THE TASK >>
Look through the listing below and work out how many of its lines hold the word "marker". Give only the number.
== ENTRIES SUPPLIED ==
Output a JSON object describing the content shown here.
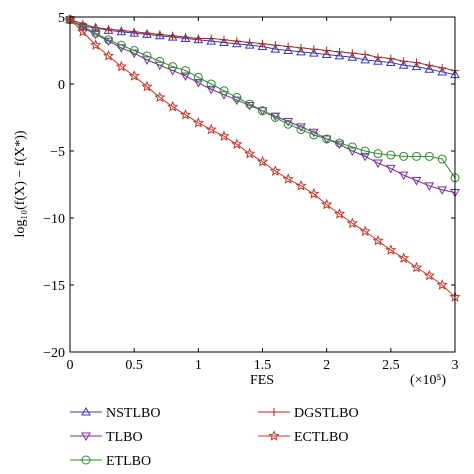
{
  "chart_data": {
    "type": "line",
    "xlabel": "FES",
    "x_multiplier": "(×10⁵)",
    "ylabel": "log₁₀(f(X) − f(X*))",
    "xlim": [
      0,
      3
    ],
    "ylim": [
      -20,
      5
    ],
    "x_ticks": [
      0,
      0.5,
      1,
      1.5,
      2,
      2.5,
      3
    ],
    "y_ticks": [
      5,
      0,
      -5,
      -10,
      -15,
      -20
    ],
    "x_tick_labels": [
      "0",
      "0.5",
      "1",
      "1.5",
      "2",
      "2.5",
      "3"
    ],
    "y_tick_labels": [
      "5",
      "0",
      "−5",
      "−10",
      "−15",
      "−20"
    ],
    "legend_position": "bottom",
    "series": [
      {
        "name": "NSTLBO",
        "color": "#3a3aa8",
        "marker": "triangle-up",
        "x": [
          0,
          0.1,
          0.2,
          0.3,
          0.4,
          0.5,
          0.6,
          0.7,
          0.8,
          0.9,
          1.0,
          1.1,
          1.2,
          1.3,
          1.4,
          1.5,
          1.6,
          1.7,
          1.8,
          1.9,
          2.0,
          2.1,
          2.2,
          2.3,
          2.4,
          2.5,
          2.6,
          2.7,
          2.8,
          2.9,
          3.0
        ],
        "y": [
          4.8,
          4.3,
          4.2,
          4.0,
          3.9,
          3.8,
          3.7,
          3.6,
          3.5,
          3.4,
          3.3,
          3.2,
          3.1,
          3.0,
          2.9,
          2.8,
          2.6,
          2.5,
          2.4,
          2.3,
          2.2,
          2.1,
          2.0,
          1.8,
          1.7,
          1.6,
          1.4,
          1.3,
          1.1,
          0.9,
          0.7
        ]
      },
      {
        "name": "TLBO",
        "color": "#7b2f9e",
        "marker": "triangle-down",
        "x": [
          0,
          0.1,
          0.2,
          0.3,
          0.4,
          0.5,
          0.6,
          0.7,
          0.8,
          0.9,
          1.0,
          1.1,
          1.2,
          1.3,
          1.4,
          1.5,
          1.6,
          1.7,
          1.8,
          1.9,
          2.0,
          2.1,
          2.2,
          2.3,
          2.4,
          2.5,
          2.6,
          2.7,
          2.8,
          2.9,
          3.0
        ],
        "y": [
          4.8,
          4.2,
          3.7,
          3.2,
          2.7,
          2.3,
          1.8,
          1.4,
          1.0,
          0.6,
          0.1,
          -0.4,
          -0.8,
          -1.2,
          -1.6,
          -2.0,
          -2.4,
          -2.8,
          -3.2,
          -3.6,
          -4.1,
          -4.5,
          -5.0,
          -5.4,
          -5.9,
          -6.3,
          -6.8,
          -7.2,
          -7.6,
          -7.9,
          -8.1
        ]
      },
      {
        "name": "ETLBO",
        "color": "#2e8b2e",
        "marker": "circle",
        "x": [
          0,
          0.1,
          0.2,
          0.3,
          0.4,
          0.5,
          0.6,
          0.7,
          0.8,
          0.9,
          1.0,
          1.1,
          1.2,
          1.3,
          1.4,
          1.5,
          1.6,
          1.7,
          1.8,
          1.9,
          2.0,
          2.1,
          2.2,
          2.3,
          2.4,
          2.5,
          2.6,
          2.7,
          2.8,
          2.9,
          3.0
        ],
        "y": [
          4.8,
          4.3,
          3.8,
          3.3,
          2.9,
          2.5,
          2.1,
          1.7,
          1.3,
          1.0,
          0.5,
          0.0,
          -0.5,
          -1.0,
          -1.5,
          -2.0,
          -2.5,
          -3.0,
          -3.4,
          -3.8,
          -4.1,
          -4.4,
          -4.7,
          -5.0,
          -5.2,
          -5.3,
          -5.4,
          -5.4,
          -5.4,
          -5.6,
          -7.0
        ]
      },
      {
        "name": "DGSTLBO",
        "color": "#a52a2a",
        "marker": "plus",
        "x": [
          0,
          0.1,
          0.2,
          0.3,
          0.4,
          0.5,
          0.6,
          0.7,
          0.8,
          0.9,
          1.0,
          1.1,
          1.2,
          1.3,
          1.4,
          1.5,
          1.6,
          1.7,
          1.8,
          1.9,
          2.0,
          2.1,
          2.2,
          2.3,
          2.4,
          2.5,
          2.6,
          2.7,
          2.8,
          2.9,
          3.0
        ],
        "y": [
          4.8,
          4.5,
          4.2,
          4.1,
          4.0,
          3.9,
          3.8,
          3.7,
          3.6,
          3.5,
          3.4,
          3.4,
          3.3,
          3.2,
          3.1,
          3.0,
          2.9,
          2.8,
          2.7,
          2.6,
          2.5,
          2.4,
          2.3,
          2.2,
          2.0,
          1.9,
          1.7,
          1.6,
          1.4,
          1.2,
          1.0
        ]
      },
      {
        "name": "ECTLBO",
        "color": "#c0392b",
        "marker": "star",
        "x": [
          0,
          0.1,
          0.2,
          0.3,
          0.4,
          0.5,
          0.6,
          0.7,
          0.8,
          0.9,
          1.0,
          1.1,
          1.2,
          1.3,
          1.4,
          1.5,
          1.6,
          1.7,
          1.8,
          1.9,
          2.0,
          2.1,
          2.2,
          2.3,
          2.4,
          2.5,
          2.6,
          2.7,
          2.8,
          2.9,
          3.0
        ],
        "y": [
          4.8,
          3.9,
          2.9,
          2.1,
          1.3,
          0.6,
          -0.2,
          -1.0,
          -1.7,
          -2.3,
          -2.9,
          -3.4,
          -3.9,
          -4.5,
          -5.2,
          -5.8,
          -6.5,
          -7.1,
          -7.6,
          -8.2,
          -9.0,
          -9.7,
          -10.4,
          -11.0,
          -11.7,
          -12.4,
          -13.0,
          -13.7,
          -14.3,
          -15.0,
          -15.9
        ]
      }
    ]
  }
}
===
FULL SOLUTION >>
5